• [Set exercise] Identify the lines that contain the word "Popravila", then copy them.

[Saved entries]
###

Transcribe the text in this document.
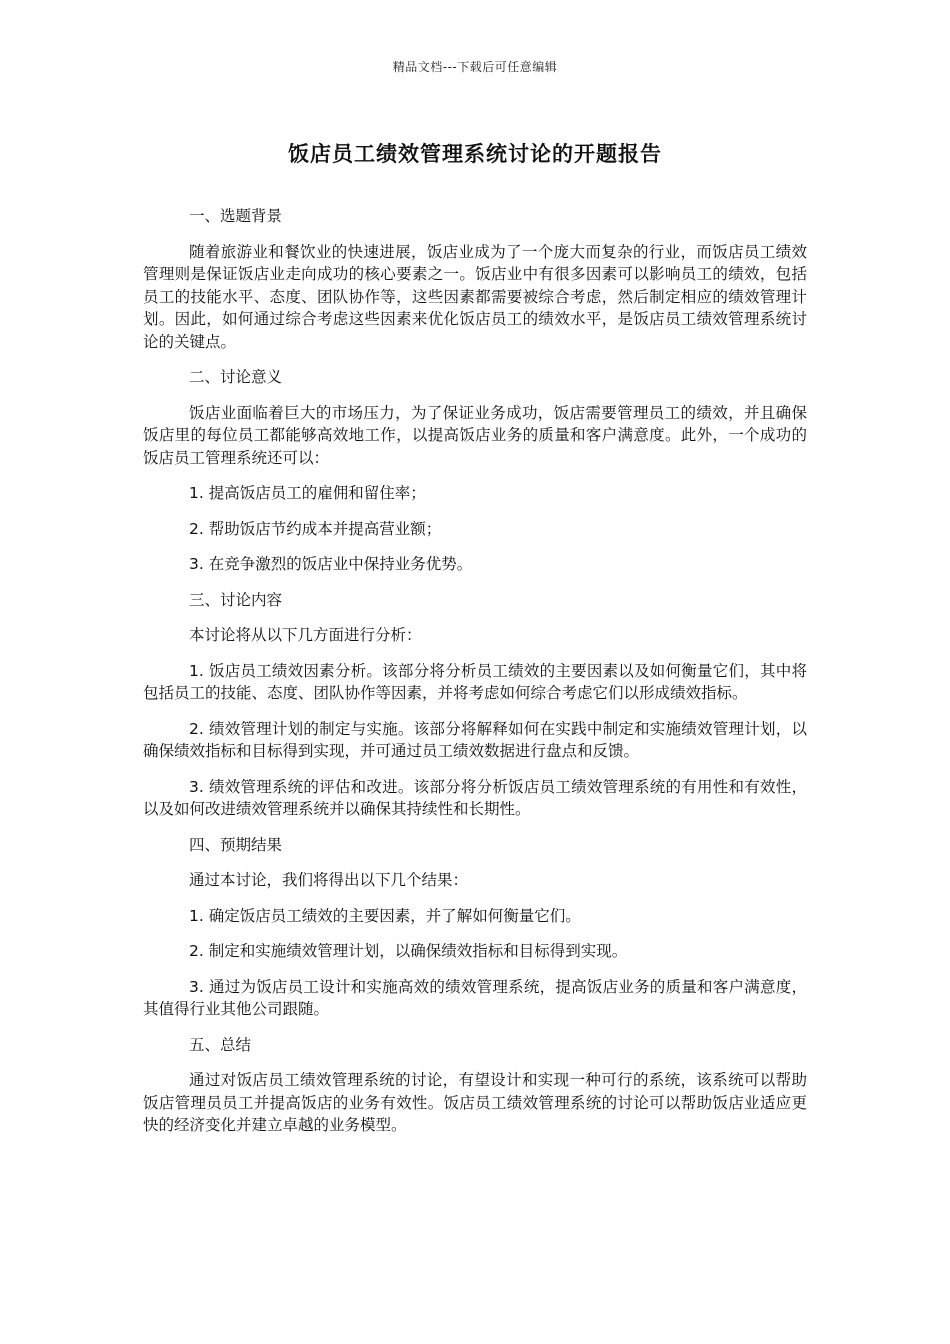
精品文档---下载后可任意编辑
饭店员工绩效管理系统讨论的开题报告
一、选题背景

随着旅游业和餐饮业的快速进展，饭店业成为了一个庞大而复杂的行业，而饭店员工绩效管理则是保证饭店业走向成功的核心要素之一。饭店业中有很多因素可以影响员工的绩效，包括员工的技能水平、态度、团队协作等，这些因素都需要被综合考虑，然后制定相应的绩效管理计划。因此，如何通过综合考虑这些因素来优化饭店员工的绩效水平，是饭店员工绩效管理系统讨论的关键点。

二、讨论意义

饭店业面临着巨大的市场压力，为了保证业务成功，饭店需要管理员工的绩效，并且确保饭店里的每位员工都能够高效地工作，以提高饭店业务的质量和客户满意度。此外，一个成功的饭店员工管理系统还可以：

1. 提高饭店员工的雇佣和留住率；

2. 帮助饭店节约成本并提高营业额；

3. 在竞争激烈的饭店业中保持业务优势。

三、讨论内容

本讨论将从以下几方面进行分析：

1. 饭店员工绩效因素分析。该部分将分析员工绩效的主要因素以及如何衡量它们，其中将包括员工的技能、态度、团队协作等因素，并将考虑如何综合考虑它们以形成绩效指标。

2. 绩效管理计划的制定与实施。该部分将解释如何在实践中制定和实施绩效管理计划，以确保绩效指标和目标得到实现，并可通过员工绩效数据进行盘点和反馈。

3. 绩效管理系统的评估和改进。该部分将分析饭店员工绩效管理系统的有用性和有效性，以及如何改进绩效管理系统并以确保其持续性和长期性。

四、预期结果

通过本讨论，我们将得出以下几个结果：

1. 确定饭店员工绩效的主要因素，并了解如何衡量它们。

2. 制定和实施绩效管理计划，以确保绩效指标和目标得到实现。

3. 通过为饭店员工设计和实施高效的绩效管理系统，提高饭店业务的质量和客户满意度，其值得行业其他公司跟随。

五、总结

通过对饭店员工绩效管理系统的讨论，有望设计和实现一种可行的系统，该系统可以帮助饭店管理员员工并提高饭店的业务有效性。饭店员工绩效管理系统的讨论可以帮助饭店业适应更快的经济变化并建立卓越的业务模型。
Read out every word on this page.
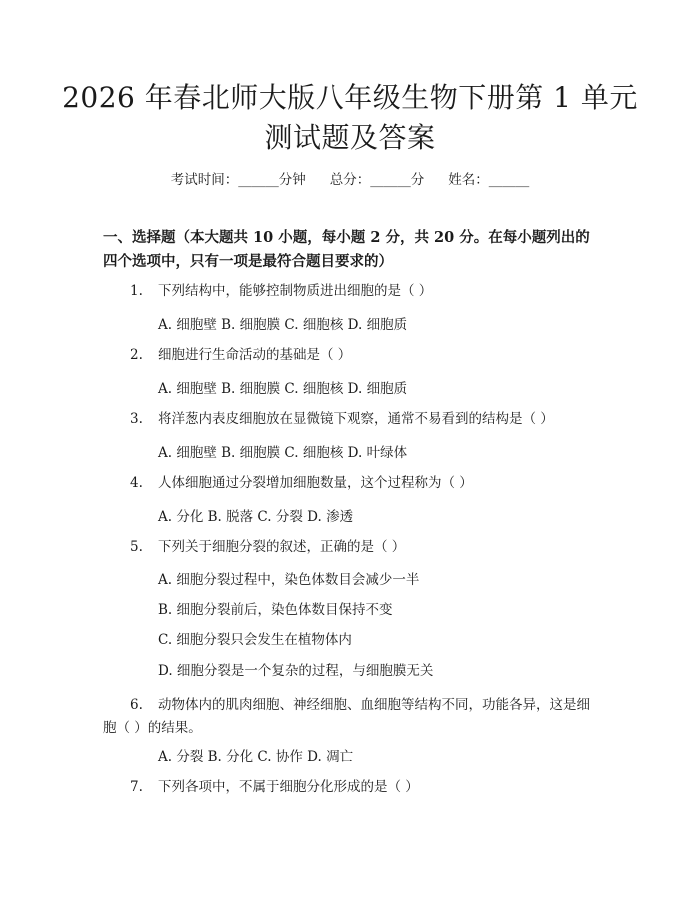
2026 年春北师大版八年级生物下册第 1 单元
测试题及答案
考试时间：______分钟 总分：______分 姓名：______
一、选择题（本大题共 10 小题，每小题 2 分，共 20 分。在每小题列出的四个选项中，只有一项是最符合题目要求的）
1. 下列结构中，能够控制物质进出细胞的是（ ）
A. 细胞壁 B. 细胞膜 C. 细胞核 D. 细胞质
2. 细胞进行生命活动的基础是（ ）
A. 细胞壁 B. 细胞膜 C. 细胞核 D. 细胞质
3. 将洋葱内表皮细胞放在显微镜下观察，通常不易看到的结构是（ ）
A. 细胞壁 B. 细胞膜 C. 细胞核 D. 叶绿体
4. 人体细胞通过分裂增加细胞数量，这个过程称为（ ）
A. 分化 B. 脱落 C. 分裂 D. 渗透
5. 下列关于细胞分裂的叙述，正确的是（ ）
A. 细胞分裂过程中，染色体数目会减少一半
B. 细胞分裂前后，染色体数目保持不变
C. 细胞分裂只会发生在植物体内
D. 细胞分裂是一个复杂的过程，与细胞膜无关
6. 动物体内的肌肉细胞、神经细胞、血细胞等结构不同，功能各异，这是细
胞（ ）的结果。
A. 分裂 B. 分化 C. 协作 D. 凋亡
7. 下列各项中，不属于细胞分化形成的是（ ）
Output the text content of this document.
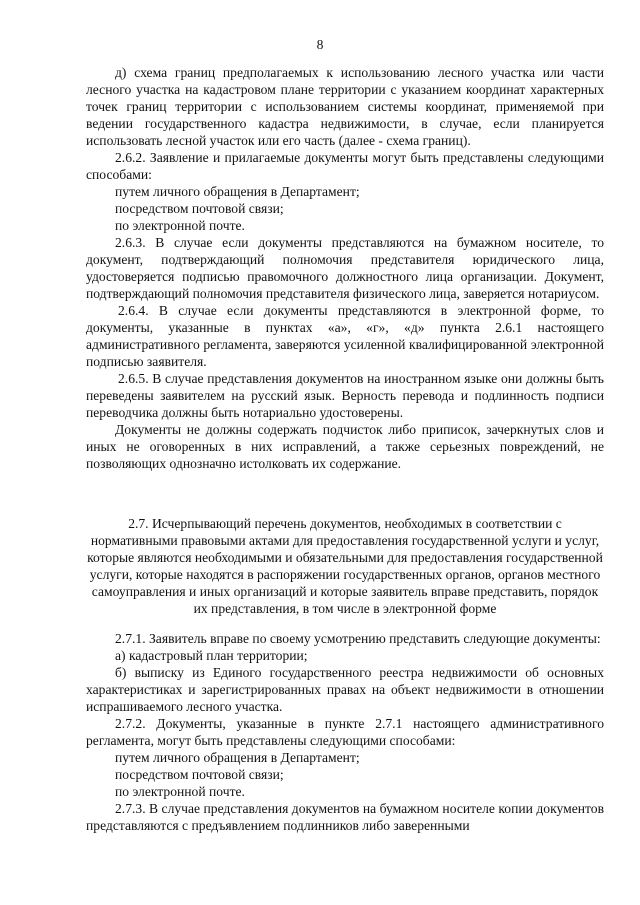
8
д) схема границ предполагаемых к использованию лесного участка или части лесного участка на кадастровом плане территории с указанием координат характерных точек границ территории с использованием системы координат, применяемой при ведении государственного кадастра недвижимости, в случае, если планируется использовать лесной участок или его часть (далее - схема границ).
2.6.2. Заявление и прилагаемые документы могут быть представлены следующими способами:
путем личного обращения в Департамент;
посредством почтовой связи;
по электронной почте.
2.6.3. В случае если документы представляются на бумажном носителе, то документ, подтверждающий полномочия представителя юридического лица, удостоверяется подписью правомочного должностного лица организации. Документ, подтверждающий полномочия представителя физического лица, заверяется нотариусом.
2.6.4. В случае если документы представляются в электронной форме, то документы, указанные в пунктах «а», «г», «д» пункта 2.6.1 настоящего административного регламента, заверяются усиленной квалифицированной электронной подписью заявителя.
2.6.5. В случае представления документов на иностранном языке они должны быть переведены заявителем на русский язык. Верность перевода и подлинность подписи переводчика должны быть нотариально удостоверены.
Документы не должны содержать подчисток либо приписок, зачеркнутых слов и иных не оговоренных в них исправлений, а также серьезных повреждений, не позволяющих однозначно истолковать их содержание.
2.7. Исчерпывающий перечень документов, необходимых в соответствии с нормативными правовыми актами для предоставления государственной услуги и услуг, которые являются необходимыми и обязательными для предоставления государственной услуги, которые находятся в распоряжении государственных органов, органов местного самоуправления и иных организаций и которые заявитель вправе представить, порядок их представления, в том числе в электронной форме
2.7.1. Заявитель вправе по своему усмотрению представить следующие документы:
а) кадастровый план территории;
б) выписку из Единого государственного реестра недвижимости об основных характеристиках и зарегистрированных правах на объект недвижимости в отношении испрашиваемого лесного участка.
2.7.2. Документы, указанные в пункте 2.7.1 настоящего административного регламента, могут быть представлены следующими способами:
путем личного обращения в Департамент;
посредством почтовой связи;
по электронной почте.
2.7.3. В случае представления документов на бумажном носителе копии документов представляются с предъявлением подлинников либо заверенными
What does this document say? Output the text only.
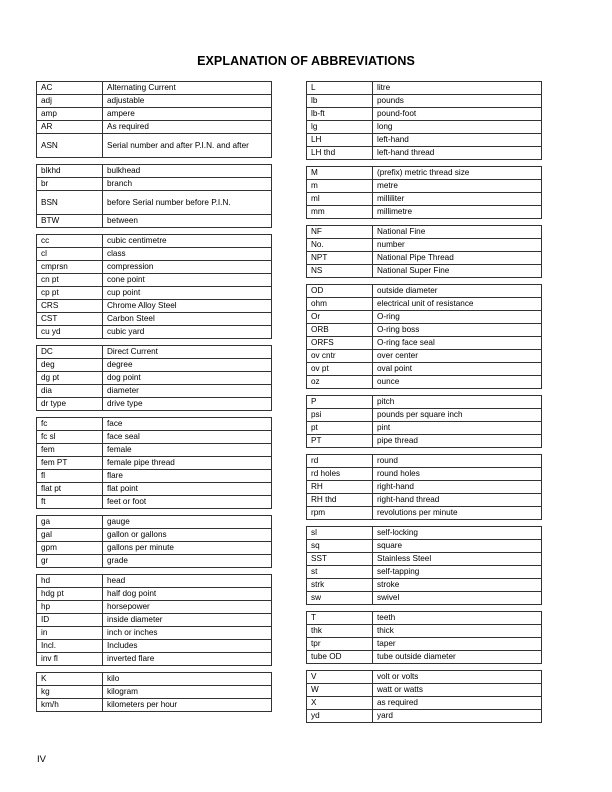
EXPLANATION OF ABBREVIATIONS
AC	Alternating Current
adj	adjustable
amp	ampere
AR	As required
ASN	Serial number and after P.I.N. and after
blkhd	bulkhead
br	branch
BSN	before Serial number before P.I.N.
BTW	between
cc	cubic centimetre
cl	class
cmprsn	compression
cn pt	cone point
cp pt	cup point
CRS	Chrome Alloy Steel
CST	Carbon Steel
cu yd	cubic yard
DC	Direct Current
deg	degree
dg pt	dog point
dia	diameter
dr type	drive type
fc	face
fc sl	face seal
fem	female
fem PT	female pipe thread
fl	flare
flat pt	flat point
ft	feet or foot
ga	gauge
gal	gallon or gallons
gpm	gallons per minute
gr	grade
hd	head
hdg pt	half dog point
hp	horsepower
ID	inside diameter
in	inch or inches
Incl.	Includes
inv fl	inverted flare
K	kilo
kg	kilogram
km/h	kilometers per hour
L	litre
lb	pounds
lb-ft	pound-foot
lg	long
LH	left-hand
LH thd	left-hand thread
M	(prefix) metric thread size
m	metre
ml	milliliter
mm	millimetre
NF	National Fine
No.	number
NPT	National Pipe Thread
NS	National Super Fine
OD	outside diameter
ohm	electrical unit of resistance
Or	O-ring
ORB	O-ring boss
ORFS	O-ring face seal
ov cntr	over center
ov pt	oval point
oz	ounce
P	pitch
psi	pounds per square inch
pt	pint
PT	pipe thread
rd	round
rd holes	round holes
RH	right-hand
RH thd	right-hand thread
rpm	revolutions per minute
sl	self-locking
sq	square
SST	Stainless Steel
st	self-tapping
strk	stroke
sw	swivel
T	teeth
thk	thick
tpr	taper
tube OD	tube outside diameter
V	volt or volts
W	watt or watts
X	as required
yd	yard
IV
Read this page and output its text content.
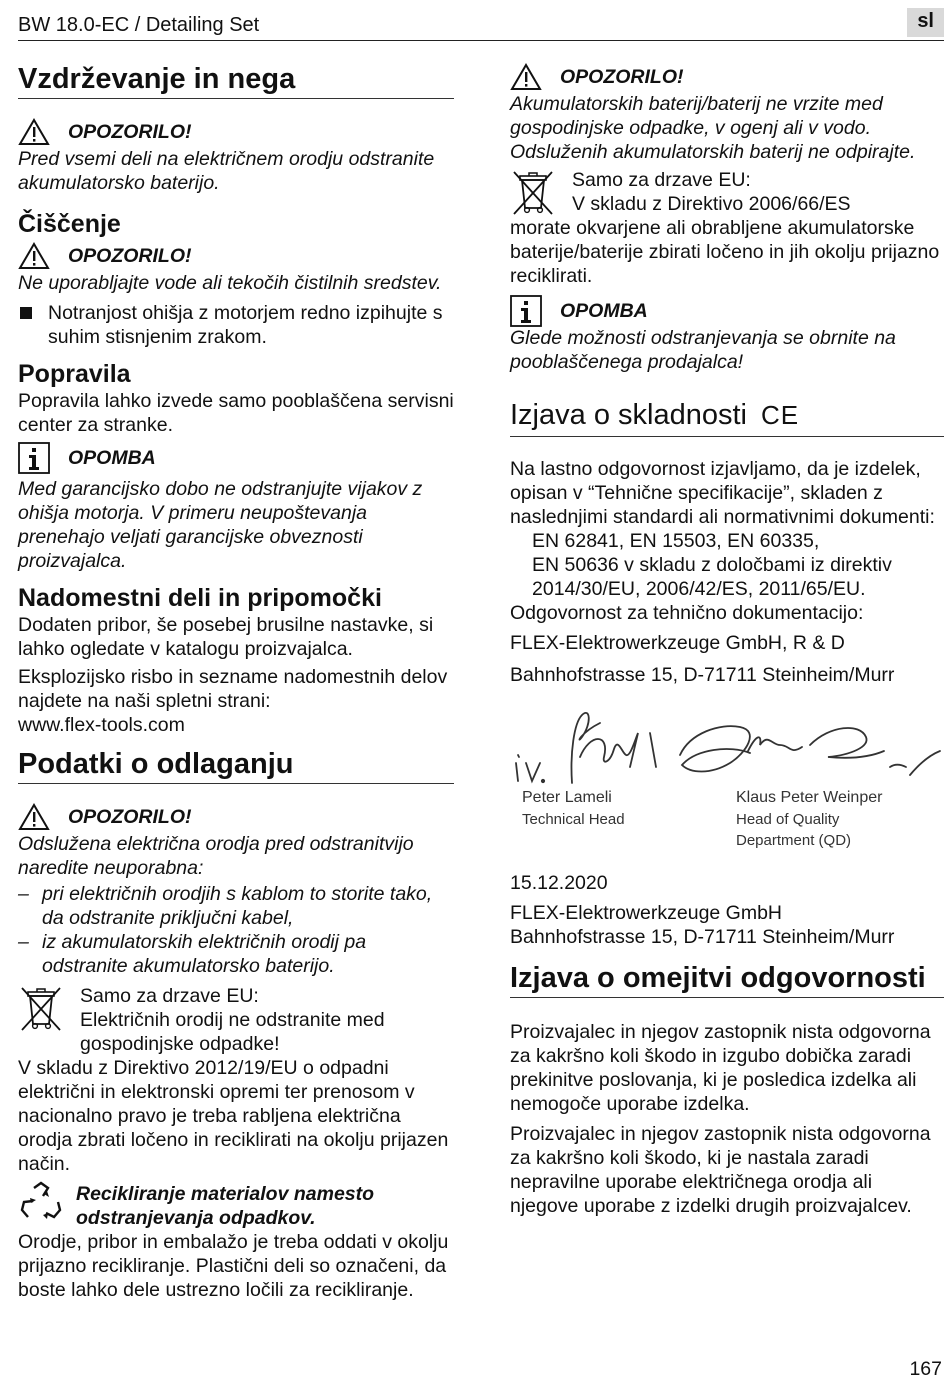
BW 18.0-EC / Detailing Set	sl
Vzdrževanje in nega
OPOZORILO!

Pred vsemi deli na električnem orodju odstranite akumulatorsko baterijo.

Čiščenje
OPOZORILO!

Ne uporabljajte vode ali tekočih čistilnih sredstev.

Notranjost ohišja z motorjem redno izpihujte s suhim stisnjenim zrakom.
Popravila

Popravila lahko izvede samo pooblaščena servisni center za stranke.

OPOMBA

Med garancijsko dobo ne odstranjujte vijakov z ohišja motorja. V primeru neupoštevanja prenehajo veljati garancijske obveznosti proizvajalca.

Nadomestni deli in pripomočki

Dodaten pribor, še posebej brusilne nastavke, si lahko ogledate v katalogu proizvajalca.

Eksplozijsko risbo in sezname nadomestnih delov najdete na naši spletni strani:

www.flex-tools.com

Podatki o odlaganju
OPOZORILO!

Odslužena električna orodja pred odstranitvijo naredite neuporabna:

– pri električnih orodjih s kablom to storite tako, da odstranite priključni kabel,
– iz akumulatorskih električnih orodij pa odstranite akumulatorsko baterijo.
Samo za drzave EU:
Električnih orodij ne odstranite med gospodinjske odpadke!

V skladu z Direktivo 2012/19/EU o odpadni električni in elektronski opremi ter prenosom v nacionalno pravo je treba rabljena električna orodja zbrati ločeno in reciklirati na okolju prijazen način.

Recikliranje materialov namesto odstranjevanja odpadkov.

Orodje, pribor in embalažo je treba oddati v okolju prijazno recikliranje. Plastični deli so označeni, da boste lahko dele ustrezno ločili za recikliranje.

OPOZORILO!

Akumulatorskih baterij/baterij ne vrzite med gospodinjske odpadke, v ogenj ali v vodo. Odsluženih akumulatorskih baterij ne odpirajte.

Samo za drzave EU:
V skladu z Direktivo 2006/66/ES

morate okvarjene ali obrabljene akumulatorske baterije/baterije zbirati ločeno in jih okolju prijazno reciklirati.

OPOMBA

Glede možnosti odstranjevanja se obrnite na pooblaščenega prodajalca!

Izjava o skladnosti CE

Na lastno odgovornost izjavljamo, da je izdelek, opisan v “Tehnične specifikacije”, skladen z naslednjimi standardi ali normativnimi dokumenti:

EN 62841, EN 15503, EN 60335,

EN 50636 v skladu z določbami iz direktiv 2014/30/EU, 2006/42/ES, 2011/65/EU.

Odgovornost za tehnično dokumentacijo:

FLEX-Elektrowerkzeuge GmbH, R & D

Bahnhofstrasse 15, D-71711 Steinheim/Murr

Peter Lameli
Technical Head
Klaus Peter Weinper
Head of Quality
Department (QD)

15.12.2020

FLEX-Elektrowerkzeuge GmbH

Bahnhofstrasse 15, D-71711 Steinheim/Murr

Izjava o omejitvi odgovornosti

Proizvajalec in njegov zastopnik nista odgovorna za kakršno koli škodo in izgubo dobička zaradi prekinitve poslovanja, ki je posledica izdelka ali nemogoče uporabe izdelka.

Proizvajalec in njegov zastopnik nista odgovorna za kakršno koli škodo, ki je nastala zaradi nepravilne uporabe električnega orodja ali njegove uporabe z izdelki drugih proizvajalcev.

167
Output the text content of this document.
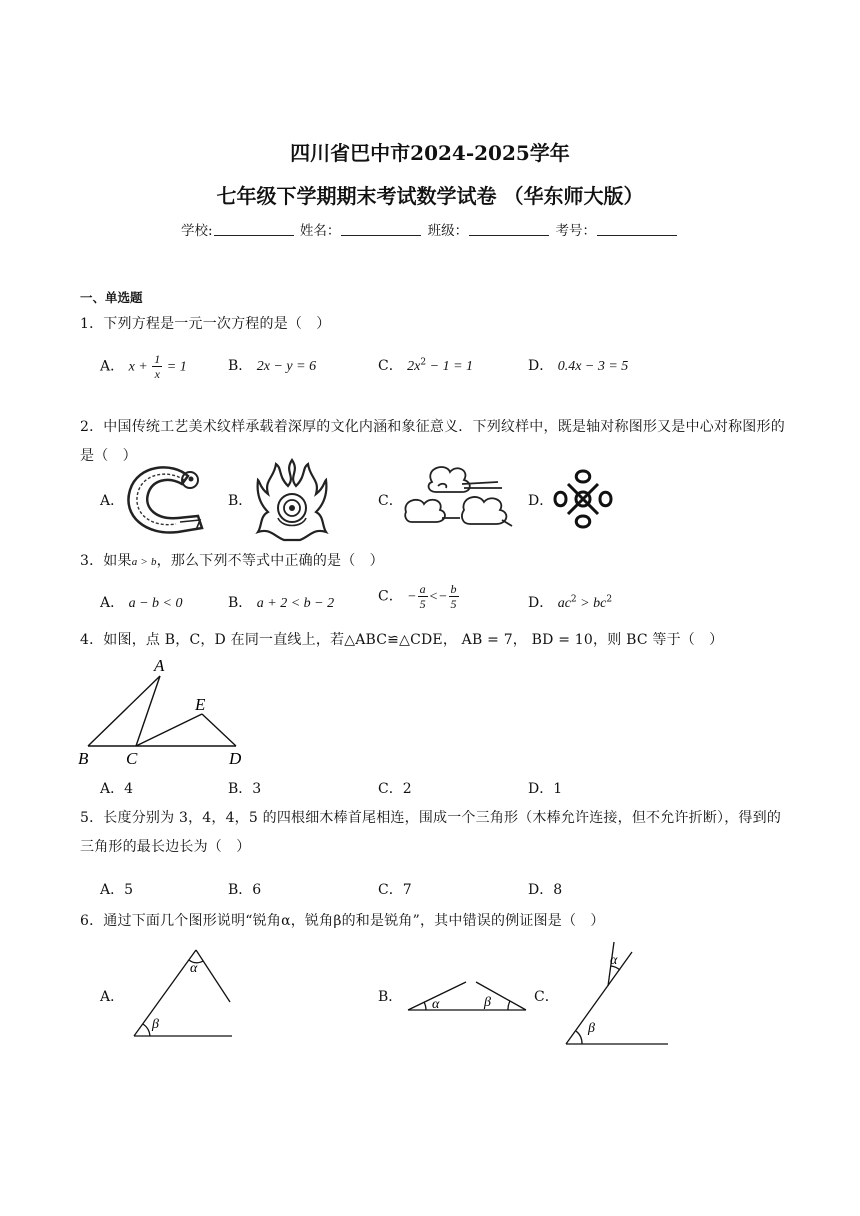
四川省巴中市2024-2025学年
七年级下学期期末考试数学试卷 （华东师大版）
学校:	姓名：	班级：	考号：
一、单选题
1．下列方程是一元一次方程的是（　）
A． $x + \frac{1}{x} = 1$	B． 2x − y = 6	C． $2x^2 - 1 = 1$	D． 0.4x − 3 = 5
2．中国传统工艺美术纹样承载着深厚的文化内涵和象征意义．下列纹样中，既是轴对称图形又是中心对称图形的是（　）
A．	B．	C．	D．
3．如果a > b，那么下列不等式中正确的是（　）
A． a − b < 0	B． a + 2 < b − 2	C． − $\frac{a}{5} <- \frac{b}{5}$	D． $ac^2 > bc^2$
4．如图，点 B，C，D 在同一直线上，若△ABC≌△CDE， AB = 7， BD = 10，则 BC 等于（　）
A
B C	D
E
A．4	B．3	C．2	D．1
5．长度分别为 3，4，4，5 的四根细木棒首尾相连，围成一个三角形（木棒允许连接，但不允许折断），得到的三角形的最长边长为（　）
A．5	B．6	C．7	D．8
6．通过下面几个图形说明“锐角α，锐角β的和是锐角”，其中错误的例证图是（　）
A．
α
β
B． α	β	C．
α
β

###

• [Solution to the problem]
Popravila
Popravila lahko izvede samo pooblaščena servisni center za stranke.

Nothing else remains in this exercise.